Phones 4u​ founder accuses former adviser of fiddling expenses

Nathalie Dauriac
Former Coutts banker Nathalie Dauriac arrives at the high court. Photograph: Dominic Lipinski/PA

The Phones 4u founder, John Caudwell, is embroiled in a high court battle with a former financial adviser who his company claims fiddled her expenses.

Nathalie Dauriac, a former Coutts banker, claims she was wrongly dismissed in 2014 from Signia Wealth, the financial management company that she co-founded with Caudwell, and should have received at least £12m for her stake in the business.

Both sides dispute the allegations against them.

Lawyers for Signia Wealth said on Tuesday that Dauriac had altered references to more than £33,000 of expenses claims for items including a trip to Málaga to celebrate a friend’s birthday, gifts for her daughter and former husband and photographs at a ski resort where she had been on holiday with Caudwell.

▶ [Entries]:
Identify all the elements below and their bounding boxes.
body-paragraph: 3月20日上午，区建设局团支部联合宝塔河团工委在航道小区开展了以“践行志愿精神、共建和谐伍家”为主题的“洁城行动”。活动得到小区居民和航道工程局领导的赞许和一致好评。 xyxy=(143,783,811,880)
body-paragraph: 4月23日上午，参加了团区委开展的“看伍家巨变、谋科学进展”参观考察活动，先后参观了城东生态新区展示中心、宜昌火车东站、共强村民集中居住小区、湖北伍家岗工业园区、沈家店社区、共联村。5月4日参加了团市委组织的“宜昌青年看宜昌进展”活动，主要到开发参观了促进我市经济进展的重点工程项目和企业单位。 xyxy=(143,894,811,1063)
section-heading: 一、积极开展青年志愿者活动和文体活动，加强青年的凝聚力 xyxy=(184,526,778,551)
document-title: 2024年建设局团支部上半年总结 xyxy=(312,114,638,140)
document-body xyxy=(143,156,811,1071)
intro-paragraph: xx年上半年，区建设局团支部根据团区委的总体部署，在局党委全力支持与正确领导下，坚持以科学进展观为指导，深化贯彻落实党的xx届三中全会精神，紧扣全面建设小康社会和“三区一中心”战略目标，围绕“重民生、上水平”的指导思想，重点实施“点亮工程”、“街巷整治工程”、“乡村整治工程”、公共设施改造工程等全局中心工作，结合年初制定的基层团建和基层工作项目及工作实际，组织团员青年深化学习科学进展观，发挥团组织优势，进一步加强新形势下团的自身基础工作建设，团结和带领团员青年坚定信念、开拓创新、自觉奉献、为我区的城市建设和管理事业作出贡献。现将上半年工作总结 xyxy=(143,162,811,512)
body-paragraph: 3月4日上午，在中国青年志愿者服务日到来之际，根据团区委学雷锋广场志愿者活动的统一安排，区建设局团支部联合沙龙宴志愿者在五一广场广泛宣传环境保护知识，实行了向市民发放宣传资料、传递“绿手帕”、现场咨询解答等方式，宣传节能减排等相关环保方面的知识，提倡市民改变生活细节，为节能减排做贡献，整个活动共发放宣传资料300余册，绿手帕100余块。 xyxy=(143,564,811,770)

▶ [Exercise prompt]: According to the news article on the Phones 4u founder's court dispute, what is the minimum amount Nathalie Dauriac says she should have received for her stake in Signia Wealth?

▶ [Complete response]: At least £12m.